* Dataset records:
--------

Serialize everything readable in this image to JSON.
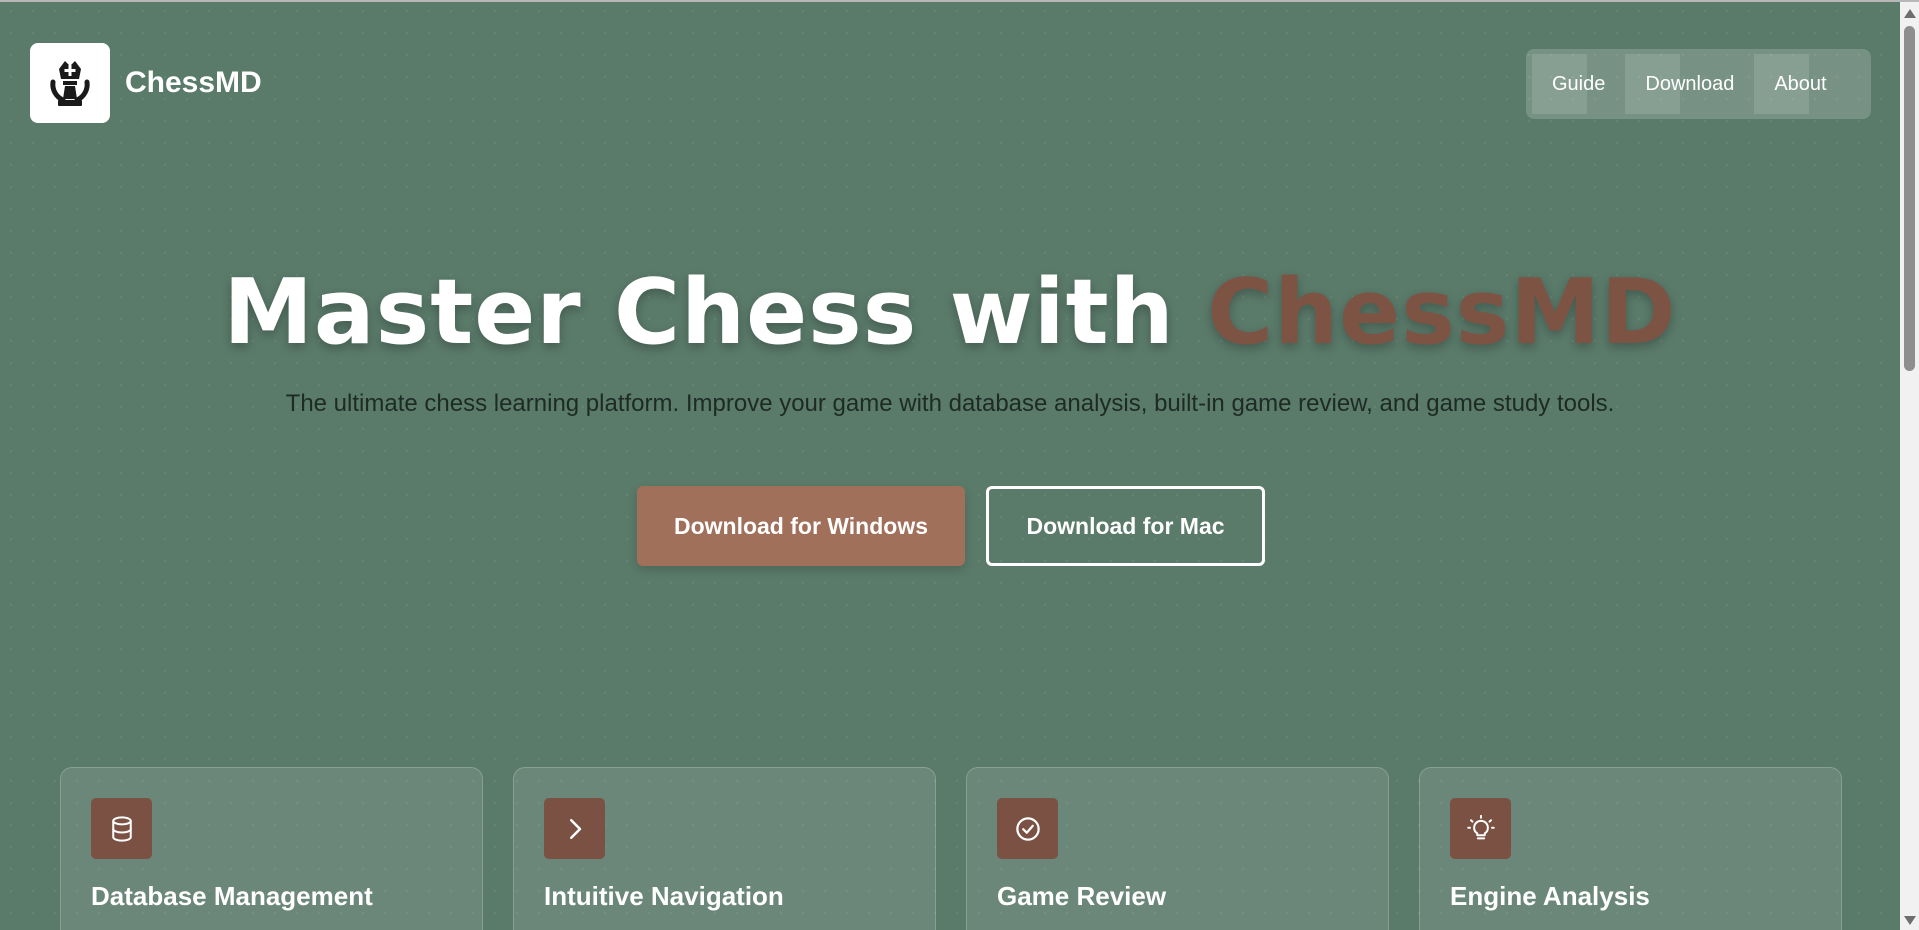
{
  "header": {
    "brand": "ChessMD",
    "nav": [
      {
        "label": "Guide"
      },
      {
        "label": "Download"
      },
      {
        "label": "About"
      }
    ]
  },
  "hero": {
    "title_main": "Master Chess with ",
    "title_accent": "ChessMD",
    "subtitle": "The ultimate chess learning platform. Improve your game with database analysis, built-in game review, and game study tools.",
    "btn_windows": "Download for Windows",
    "btn_mac": "Download for Mac"
  },
  "features": [
    {
      "title": "Database Management",
      "icon": "database-icon"
    },
    {
      "title": "Intuitive Navigation",
      "icon": "chevron-right-icon"
    },
    {
      "title": "Game Review",
      "icon": "check-circle-icon"
    },
    {
      "title": "Engine Analysis",
      "icon": "lightbulb-icon"
    }
  ],
  "colors": {
    "background": "#5a7a6a",
    "accent": "#7d5444",
    "primary_button": "#a0705a",
    "icon_bg": "#7a5142"
  }
}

--------

* DO THIS: Using the material above, retype each entry exactly and omit the pictures.

* TASK OUTPUT:
Serialize everything readable in this image to JSON.
{
  "header": {
    "brand": "ChessMD",
    "nav": [
      {
        "label": "Guide"
      },
      {
        "label": "Download"
      },
      {
        "label": "About"
      }
    ]
  },
  "hero": {
    "title_main": "Master Chess with ",
    "title_accent": "ChessMD",
    "subtitle": "The ultimate chess learning platform. Improve your game with database analysis, built-in game review, and game study tools.",
    "btn_windows": "Download for Windows",
    "btn_mac": "Download for Mac"
  },
  "features": [
    {
      "title": "Database Management",
      "icon": "database-icon"
    },
    {
      "title": "Intuitive Navigation",
      "icon": "chevron-right-icon"
    },
    {
      "title": "Game Review",
      "icon": "check-circle-icon"
    },
    {
      "title": "Engine Analysis",
      "icon": "lightbulb-icon"
    }
  ],
  "colors": {
    "background": "#5a7a6a",
    "accent": "#7d5444",
    "primary_button": "#a0705a",
    "icon_bg": "#7a5142"
  }
}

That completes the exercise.